= INFORMATION GIVEN =
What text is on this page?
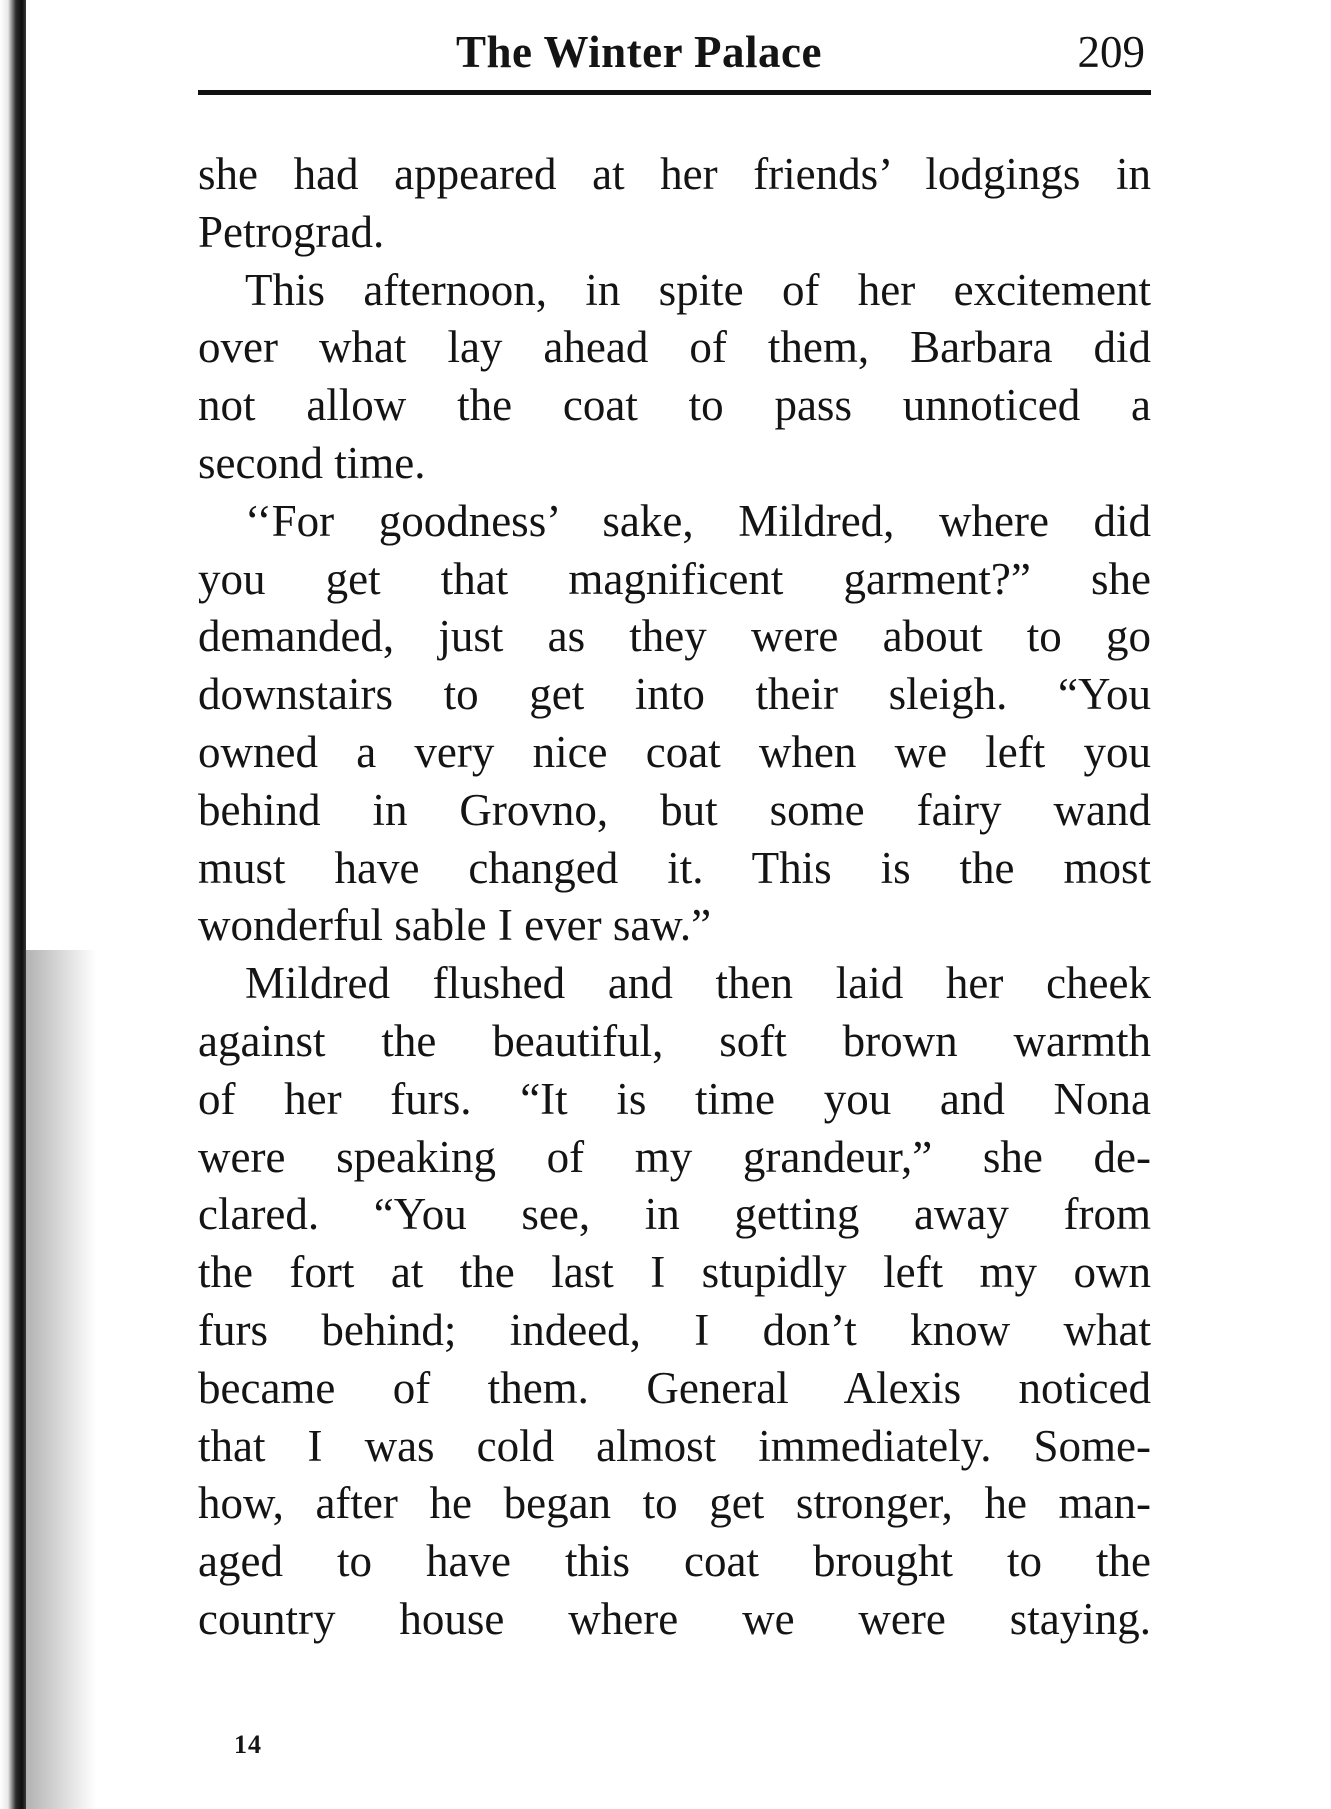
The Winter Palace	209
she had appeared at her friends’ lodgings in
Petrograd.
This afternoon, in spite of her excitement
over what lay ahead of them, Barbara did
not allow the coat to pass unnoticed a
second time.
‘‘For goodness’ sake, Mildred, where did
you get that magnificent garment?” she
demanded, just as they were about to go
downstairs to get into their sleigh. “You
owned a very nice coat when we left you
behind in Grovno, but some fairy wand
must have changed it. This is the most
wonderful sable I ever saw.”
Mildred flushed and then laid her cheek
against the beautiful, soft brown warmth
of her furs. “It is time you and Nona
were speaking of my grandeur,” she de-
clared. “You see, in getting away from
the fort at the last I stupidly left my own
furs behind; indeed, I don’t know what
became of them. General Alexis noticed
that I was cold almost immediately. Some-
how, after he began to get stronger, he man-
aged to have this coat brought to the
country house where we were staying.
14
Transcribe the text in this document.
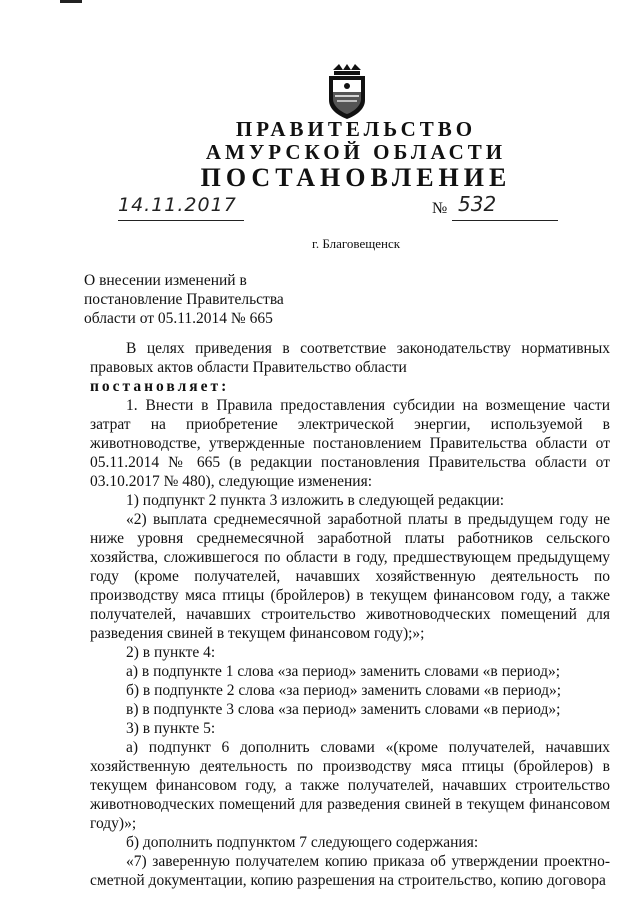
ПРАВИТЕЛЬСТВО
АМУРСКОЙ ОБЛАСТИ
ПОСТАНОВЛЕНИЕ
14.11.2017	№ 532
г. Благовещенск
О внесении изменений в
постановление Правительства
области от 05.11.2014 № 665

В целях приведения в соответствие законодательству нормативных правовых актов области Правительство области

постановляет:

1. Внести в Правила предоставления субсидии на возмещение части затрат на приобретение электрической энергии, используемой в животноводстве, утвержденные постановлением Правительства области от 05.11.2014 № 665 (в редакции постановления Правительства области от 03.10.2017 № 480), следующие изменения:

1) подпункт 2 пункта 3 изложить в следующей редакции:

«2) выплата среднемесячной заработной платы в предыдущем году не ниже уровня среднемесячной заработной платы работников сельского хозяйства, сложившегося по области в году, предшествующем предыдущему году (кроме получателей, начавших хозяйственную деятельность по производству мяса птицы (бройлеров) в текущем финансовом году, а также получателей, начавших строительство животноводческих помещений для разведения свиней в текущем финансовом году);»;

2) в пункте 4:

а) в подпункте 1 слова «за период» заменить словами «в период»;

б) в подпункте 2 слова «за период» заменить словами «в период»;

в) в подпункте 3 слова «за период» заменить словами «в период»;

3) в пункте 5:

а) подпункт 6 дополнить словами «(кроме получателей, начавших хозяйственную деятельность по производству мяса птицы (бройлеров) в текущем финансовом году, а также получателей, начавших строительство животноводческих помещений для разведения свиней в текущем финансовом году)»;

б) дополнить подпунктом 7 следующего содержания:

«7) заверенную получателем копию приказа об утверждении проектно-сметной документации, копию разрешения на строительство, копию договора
* * *
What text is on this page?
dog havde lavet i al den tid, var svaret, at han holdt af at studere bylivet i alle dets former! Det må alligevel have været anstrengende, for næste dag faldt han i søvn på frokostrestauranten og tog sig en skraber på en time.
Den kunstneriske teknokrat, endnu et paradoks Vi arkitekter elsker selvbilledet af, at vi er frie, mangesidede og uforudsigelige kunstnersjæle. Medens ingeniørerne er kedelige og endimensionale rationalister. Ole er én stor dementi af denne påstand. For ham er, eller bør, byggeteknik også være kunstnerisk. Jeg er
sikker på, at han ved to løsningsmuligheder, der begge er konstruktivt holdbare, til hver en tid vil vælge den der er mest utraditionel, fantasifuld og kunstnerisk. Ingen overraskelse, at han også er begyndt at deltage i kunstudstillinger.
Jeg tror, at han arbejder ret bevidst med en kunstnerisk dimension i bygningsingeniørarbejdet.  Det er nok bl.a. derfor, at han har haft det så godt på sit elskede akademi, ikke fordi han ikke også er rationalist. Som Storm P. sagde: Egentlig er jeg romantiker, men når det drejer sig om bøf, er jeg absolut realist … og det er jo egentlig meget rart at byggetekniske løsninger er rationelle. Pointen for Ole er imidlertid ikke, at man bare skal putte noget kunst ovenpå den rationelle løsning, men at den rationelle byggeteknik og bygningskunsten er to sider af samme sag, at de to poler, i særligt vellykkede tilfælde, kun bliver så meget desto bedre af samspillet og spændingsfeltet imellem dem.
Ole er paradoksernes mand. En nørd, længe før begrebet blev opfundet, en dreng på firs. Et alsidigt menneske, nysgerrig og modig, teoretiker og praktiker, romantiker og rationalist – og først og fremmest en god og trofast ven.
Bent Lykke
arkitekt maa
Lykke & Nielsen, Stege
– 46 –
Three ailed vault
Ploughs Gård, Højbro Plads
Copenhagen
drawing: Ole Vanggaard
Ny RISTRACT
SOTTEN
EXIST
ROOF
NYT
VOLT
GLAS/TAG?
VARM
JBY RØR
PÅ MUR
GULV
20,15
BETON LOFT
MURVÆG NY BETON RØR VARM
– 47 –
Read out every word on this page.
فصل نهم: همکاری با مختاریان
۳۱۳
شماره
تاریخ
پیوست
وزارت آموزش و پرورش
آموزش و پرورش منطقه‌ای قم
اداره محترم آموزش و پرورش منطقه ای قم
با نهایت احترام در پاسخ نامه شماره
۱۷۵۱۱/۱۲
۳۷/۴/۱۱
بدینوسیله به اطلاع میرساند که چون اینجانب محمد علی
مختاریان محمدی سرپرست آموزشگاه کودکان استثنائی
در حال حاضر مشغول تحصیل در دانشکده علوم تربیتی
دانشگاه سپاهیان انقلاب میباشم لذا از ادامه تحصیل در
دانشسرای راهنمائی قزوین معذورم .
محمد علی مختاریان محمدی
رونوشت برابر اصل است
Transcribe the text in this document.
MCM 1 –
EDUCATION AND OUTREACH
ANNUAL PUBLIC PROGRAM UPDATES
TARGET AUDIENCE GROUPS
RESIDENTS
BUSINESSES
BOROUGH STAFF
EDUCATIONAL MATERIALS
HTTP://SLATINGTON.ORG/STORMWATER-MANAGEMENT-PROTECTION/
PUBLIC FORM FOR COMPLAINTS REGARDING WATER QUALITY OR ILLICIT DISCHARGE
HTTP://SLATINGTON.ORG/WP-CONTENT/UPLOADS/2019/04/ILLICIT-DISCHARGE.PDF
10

= WHAT IS EXPECTED =
Extract from the material all lines containing the string "PUBLIC".

= COMPLETE OUTPUT =
ANNUAL PUBLIC PROGRAM UPDATES
PUBLIC FORM FOR COMPLAINTS REGARDING WATER QUALITY OR ILLICIT DISCHARGE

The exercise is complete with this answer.